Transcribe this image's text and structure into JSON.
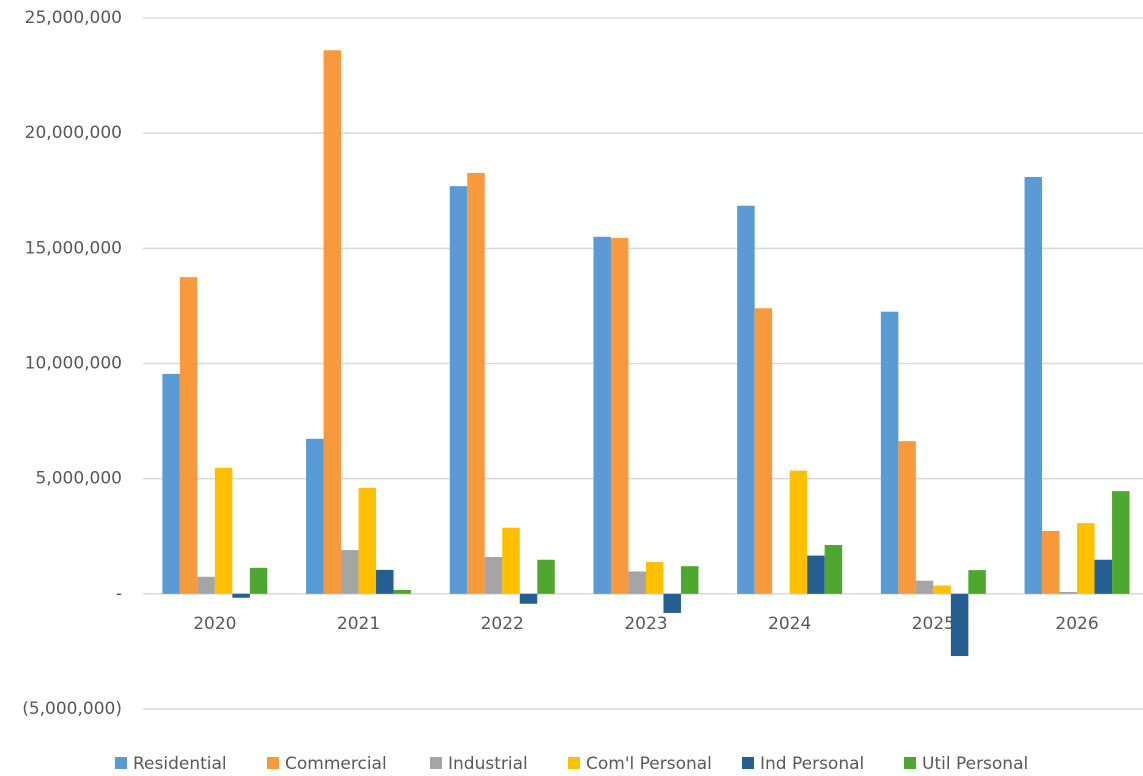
{
  "chart_data": {
    "type": "bar",
    "categories": [
      "2020",
      "2021",
      "2022",
      "2023",
      "2024",
      "2025",
      "2026"
    ],
    "series": [
      {
        "name": "Residential",
        "color": "#5b9bd5",
        "values": [
          9550000,
          6730000,
          17700000,
          15500000,
          16850000,
          12250000,
          18100000
        ]
      },
      {
        "name": "Commercial",
        "color": "#f79a3e",
        "values": [
          13750000,
          23600000,
          18270000,
          15450000,
          12400000,
          6630000,
          2730000
        ]
      },
      {
        "name": "Industrial",
        "color": "#a5a5a5",
        "values": [
          740000,
          1900000,
          1600000,
          970000,
          0,
          570000,
          80000
        ]
      },
      {
        "name": "Com'l Personal",
        "color": "#ffc000",
        "values": [
          5470000,
          4600000,
          2870000,
          1380000,
          5350000,
          360000,
          3070000
        ]
      },
      {
        "name": "Ind Personal",
        "color": "#255e91",
        "values": [
          -170000,
          1040000,
          -430000,
          -830000,
          1660000,
          -2700000,
          1480000
        ]
      },
      {
        "name": "Util Personal",
        "color": "#4ea72e",
        "values": [
          1130000,
          170000,
          1480000,
          1200000,
          2120000,
          1030000,
          4460000
        ]
      }
    ],
    "ylim": [
      -5000000,
      25000000
    ],
    "yticks": [
      {
        "value": -5000000,
        "label": "(5,000,000)"
      },
      {
        "value": 0,
        "label": "-"
      },
      {
        "value": 5000000,
        "label": "5,000,000"
      },
      {
        "value": 10000000,
        "label": "10,000,000"
      },
      {
        "value": 15000000,
        "label": "15,000,000"
      },
      {
        "value": 20000000,
        "label": "20,000,000"
      },
      {
        "value": 25000000,
        "label": "25,000,000"
      }
    ],
    "grid": true,
    "legend": "bottom"
  }
}
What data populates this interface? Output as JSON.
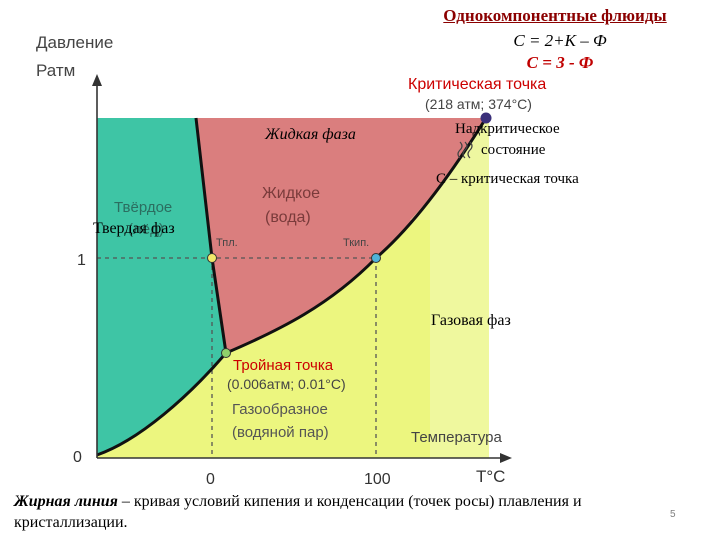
{
  "header": {
    "title": "Однокомпонентные флюиды",
    "formula_general": "С = 2+К – Ф",
    "formula_specific": "С = 3 - Ф"
  },
  "axes": {
    "y_title_line1": "Давление",
    "y_title_line2": "Ратм",
    "x_title": "Температура",
    "x_unit": "T°C",
    "y_tick_1": "1",
    "y_tick_0": "0",
    "x_tick_0": "0",
    "x_tick_100": "100"
  },
  "regions": {
    "solid": "Твёрдое (лёд)",
    "solid_line1": "Твёрдое",
    "solid_line2": "(лёд)",
    "liquid_line1": "Жидкое",
    "liquid_line2": "(вода)",
    "gas_line1": "Газообразное",
    "gas_line2": "(водяной пар)"
  },
  "points": {
    "critical_title": "Критическая точка",
    "critical_values": "(218 атм; 374°C)",
    "triple_title": "Тройная точка",
    "triple_values": "(0.006атм; 0.01°C)",
    "t_melt": "Тпл.",
    "t_boil": "Ткип."
  },
  "overlay": {
    "liquid_phase": "Жидкая фаза",
    "solid_phase": "Твердая фаз",
    "supercritical_line1": "Надкритическое",
    "supercritical_line2": "состояние",
    "c_critical": "С – критическая точка",
    "gas_phase": "Газовая фаз"
  },
  "caption": {
    "bold": "Жирная линия",
    "text": " – кривая условий кипения и конденсации (точек росы) плавления и кристаллизации."
  },
  "page_number": "5",
  "colors": {
    "solid_region": "#3fc7a6",
    "liquid_region": "#db7f7f",
    "gas_region": "#e9f57a",
    "gas_region_light": "#f4f9c6",
    "critical_dot": "#3a2f7a",
    "triple_label": "#cc0000",
    "critical_label": "#cc0000"
  }
}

......

== EXERCISE REQUIREMENTS ==
Copy the whole listing above word for word but do not carry over the pictures.

== TASK RESULT ==
Transcribe this image's text and structure into JSON.
{
  "chart_data": {
    "type": "bar",
    "categories": [
      "2020",
      "2021",
      "2022",
      "2023",
      "2024",
      "2025",
      "2026"
    ],
    "series": [
      {
        "name": "Residential",
        "color": "#5b9bd5",
        "values": [
          9550000,
          6730000,
          17700000,
          15500000,
          16850000,
          12250000,
          18100000
        ]
      },
      {
        "name": "Commercial",
        "color": "#f79a3e",
        "values": [
          13750000,
          23600000,
          18270000,
          15450000,
          12400000,
          6630000,
          2730000
        ]
      },
      {
        "name": "Industrial",
        "color": "#a5a5a5",
        "values": [
          740000,
          1900000,
          1600000,
          970000,
          0,
          570000,
          80000
        ]
      },
      {
        "name": "Com'l Personal",
        "color": "#ffc000",
        "values": [
          5470000,
          4600000,
          2870000,
          1380000,
          5350000,
          360000,
          3070000
        ]
      },
      {
        "name": "Ind Personal",
        "color": "#255e91",
        "values": [
          -170000,
          1040000,
          -430000,
          -830000,
          1660000,
          -2700000,
          1480000
        ]
      },
      {
        "name": "Util Personal",
        "color": "#4ea72e",
        "values": [
          1130000,
          170000,
          1480000,
          1200000,
          2120000,
          1030000,
          4460000
        ]
      }
    ],
    "ylim": [
      -5000000,
      25000000
    ],
    "yticks": [
      {
        "value": -5000000,
        "label": "(5,000,000)"
      },
      {
        "value": 0,
        "label": "-"
      },
      {
        "value": 5000000,
        "label": "5,000,000"
      },
      {
        "value": 10000000,
        "label": "10,000,000"
      },
      {
        "value": 15000000,
        "label": "15,000,000"
      },
      {
        "value": 20000000,
        "label": "20,000,000"
      },
      {
        "value": 25000000,
        "label": "25,000,000"
      }
    ],
    "grid": true,
    "legend": "bottom"
  }
}
What data populates this interface? Output as JSON.
{
  "header": {
    "title": "Однокомпонентные флюиды",
    "formula_general": "С = 2+К – Ф",
    "formula_specific": "С = 3 - Ф"
  },
  "axes": {
    "y_title_line1": "Давление",
    "y_title_line2": "Ратм",
    "x_title": "Температура",
    "x_unit": "T°C",
    "y_tick_1": "1",
    "y_tick_0": "0",
    "x_tick_0": "0",
    "x_tick_100": "100"
  },
  "regions": {
    "solid": "Твёрдое (лёд)",
    "solid_line1": "Твёрдое",
    "solid_line2": "(лёд)",
    "liquid_line1": "Жидкое",
    "liquid_line2": "(вода)",
    "gas_line1": "Газообразное",
    "gas_line2": "(водяной пар)"
  },
  "points": {
    "critical_title": "Критическая точка",
    "critical_values": "(218 атм; 374°C)",
    "triple_title": "Тройная точка",
    "triple_values": "(0.006атм; 0.01°C)",
    "t_melt": "Тпл.",
    "t_boil": "Ткип."
  },
  "overlay": {
    "liquid_phase": "Жидкая фаза",
    "solid_phase": "Твердая фаз",
    "supercritical_line1": "Надкритическое",
    "supercritical_line2": "состояние",
    "c_critical": "С – критическая точка",
    "gas_phase": "Газовая фаз"
  },
  "caption": {
    "bold": "Жирная линия",
    "text": " – кривая условий кипения и конденсации (точек росы) плавления и кристаллизации."
  },
  "page_number": "5",
  "colors": {
    "solid_region": "#3fc7a6",
    "liquid_region": "#db7f7f",
    "gas_region": "#e9f57a",
    "gas_region_light": "#f4f9c6",
    "critical_dot": "#3a2f7a",
    "triple_label": "#cc0000",
    "critical_label": "#cc0000"
  }
}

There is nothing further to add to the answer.